## GIVEN INSTRUCTION
Repeat the lines below exactly as they appear, but leave out the images.

Source data:
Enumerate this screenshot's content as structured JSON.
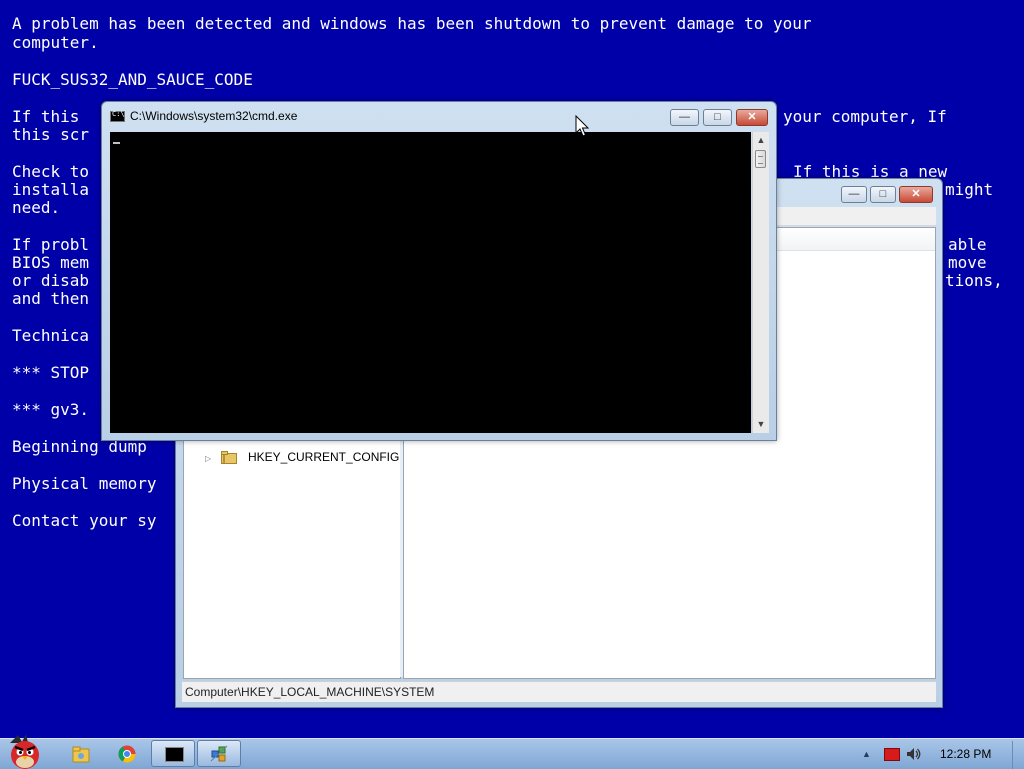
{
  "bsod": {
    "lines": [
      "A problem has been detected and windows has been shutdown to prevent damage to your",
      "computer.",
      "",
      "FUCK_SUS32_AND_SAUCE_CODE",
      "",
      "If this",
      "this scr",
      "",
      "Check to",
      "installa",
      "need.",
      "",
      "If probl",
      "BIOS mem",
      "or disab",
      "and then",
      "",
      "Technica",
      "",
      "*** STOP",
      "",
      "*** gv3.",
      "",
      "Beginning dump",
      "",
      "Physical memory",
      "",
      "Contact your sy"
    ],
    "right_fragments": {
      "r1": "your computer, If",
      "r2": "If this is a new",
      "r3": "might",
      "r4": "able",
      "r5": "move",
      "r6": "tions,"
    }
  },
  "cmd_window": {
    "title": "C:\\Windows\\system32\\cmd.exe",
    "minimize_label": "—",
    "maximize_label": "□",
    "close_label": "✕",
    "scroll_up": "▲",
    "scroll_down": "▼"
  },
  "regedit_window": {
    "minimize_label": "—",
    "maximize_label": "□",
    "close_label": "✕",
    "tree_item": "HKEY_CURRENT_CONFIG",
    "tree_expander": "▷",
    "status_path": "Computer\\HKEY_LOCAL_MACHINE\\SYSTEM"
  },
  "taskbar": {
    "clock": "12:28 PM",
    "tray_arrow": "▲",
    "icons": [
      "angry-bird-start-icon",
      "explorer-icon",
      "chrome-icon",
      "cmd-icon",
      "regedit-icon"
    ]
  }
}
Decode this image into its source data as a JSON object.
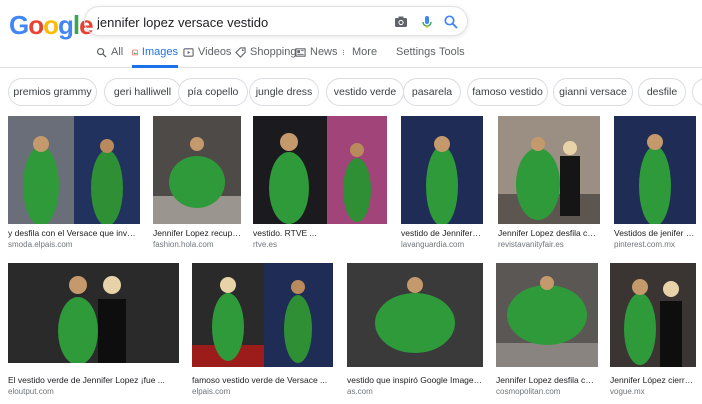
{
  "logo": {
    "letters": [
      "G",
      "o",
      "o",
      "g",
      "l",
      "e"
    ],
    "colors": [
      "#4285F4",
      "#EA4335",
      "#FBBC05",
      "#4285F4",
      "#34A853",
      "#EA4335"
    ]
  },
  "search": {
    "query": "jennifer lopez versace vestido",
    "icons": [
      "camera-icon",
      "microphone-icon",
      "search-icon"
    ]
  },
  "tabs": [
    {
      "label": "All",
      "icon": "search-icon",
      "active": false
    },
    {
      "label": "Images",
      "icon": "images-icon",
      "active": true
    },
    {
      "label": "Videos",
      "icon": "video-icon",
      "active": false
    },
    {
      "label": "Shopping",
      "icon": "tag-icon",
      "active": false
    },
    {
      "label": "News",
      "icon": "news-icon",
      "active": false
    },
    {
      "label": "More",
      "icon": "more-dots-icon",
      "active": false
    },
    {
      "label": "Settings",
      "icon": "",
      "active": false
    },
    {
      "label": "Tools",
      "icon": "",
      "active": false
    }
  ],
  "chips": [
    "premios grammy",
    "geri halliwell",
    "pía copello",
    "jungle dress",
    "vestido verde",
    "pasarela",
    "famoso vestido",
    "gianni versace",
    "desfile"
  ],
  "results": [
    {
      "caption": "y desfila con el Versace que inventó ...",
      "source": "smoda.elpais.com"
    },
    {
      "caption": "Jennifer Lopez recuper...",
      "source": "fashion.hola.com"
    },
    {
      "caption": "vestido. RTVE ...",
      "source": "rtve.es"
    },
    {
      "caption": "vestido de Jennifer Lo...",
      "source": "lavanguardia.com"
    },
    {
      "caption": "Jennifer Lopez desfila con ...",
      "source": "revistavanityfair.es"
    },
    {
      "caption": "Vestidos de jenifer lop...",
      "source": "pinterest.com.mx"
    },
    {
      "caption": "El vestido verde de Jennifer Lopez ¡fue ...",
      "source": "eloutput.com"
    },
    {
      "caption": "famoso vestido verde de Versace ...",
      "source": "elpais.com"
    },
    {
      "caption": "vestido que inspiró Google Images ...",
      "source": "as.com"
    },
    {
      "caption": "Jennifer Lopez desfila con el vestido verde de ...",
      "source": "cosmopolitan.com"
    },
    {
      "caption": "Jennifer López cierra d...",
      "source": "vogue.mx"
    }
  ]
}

## THE REPLY
Enumerate this screenshot's content as structured JSON.
{
  "bsod": {
    "lines": [
      "A problem has been detected and windows has been shutdown to prevent damage to your",
      "computer.",
      "",
      "FUCK_SUS32_AND_SAUCE_CODE",
      "",
      "If this",
      "this scr",
      "",
      "Check to",
      "installa",
      "need.",
      "",
      "If probl",
      "BIOS mem",
      "or disab",
      "and then",
      "",
      "Technica",
      "",
      "*** STOP",
      "",
      "*** gv3.",
      "",
      "Beginning dump",
      "",
      "Physical memory",
      "",
      "Contact your sy"
    ],
    "right_fragments": {
      "r1": "your computer, If",
      "r2": "If this is a new",
      "r3": "might",
      "r4": "able",
      "r5": "move",
      "r6": "tions,"
    }
  },
  "cmd_window": {
    "title": "C:\\Windows\\system32\\cmd.exe",
    "minimize_label": "—",
    "maximize_label": "□",
    "close_label": "✕",
    "scroll_up": "▲",
    "scroll_down": "▼"
  },
  "regedit_window": {
    "minimize_label": "—",
    "maximize_label": "□",
    "close_label": "✕",
    "tree_item": "HKEY_CURRENT_CONFIG",
    "tree_expander": "▷",
    "status_path": "Computer\\HKEY_LOCAL_MACHINE\\SYSTEM"
  },
  "taskbar": {
    "clock": "12:28 PM",
    "tray_arrow": "▲",
    "icons": [
      "angry-bird-start-icon",
      "explorer-icon",
      "chrome-icon",
      "cmd-icon",
      "regedit-icon"
    ]
  }
}
Decode this image into its source data as a JSON object.
{
  "logo": {
    "letters": [
      "G",
      "o",
      "o",
      "g",
      "l",
      "e"
    ],
    "colors": [
      "#4285F4",
      "#EA4335",
      "#FBBC05",
      "#4285F4",
      "#34A853",
      "#EA4335"
    ]
  },
  "search": {
    "query": "jennifer lopez versace vestido",
    "icons": [
      "camera-icon",
      "microphone-icon",
      "search-icon"
    ]
  },
  "tabs": [
    {
      "label": "All",
      "icon": "search-icon",
      "active": false
    },
    {
      "label": "Images",
      "icon": "images-icon",
      "active": true
    },
    {
      "label": "Videos",
      "icon": "video-icon",
      "active": false
    },
    {
      "label": "Shopping",
      "icon": "tag-icon",
      "active": false
    },
    {
      "label": "News",
      "icon": "news-icon",
      "active": false
    },
    {
      "label": "More",
      "icon": "more-dots-icon",
      "active": false
    },
    {
      "label": "Settings",
      "icon": "",
      "active": false
    },
    {
      "label": "Tools",
      "icon": "",
      "active": false
    }
  ],
  "chips": [
    "premios grammy",
    "geri halliwell",
    "pía copello",
    "jungle dress",
    "vestido verde",
    "pasarela",
    "famoso vestido",
    "gianni versace",
    "desfile"
  ],
  "results": [
    {
      "caption": "y desfila con el Versace que inventó ...",
      "source": "smoda.elpais.com"
    },
    {
      "caption": "Jennifer Lopez recuper...",
      "source": "fashion.hola.com"
    },
    {
      "caption": "vestido. RTVE ...",
      "source": "rtve.es"
    },
    {
      "caption": "vestido de Jennifer Lo...",
      "source": "lavanguardia.com"
    },
    {
      "caption": "Jennifer Lopez desfila con ...",
      "source": "revistavanityfair.es"
    },
    {
      "caption": "Vestidos de jenifer lop...",
      "source": "pinterest.com.mx"
    },
    {
      "caption": "El vestido verde de Jennifer Lopez ¡fue ...",
      "source": "eloutput.com"
    },
    {
      "caption": "famoso vestido verde de Versace ...",
      "source": "elpais.com"
    },
    {
      "caption": "vestido que inspiró Google Images ...",
      "source": "as.com"
    },
    {
      "caption": "Jennifer Lopez desfila con el vestido verde de ...",
      "source": "cosmopolitan.com"
    },
    {
      "caption": "Jennifer López cierra d...",
      "source": "vogue.mx"
    }
  ]
}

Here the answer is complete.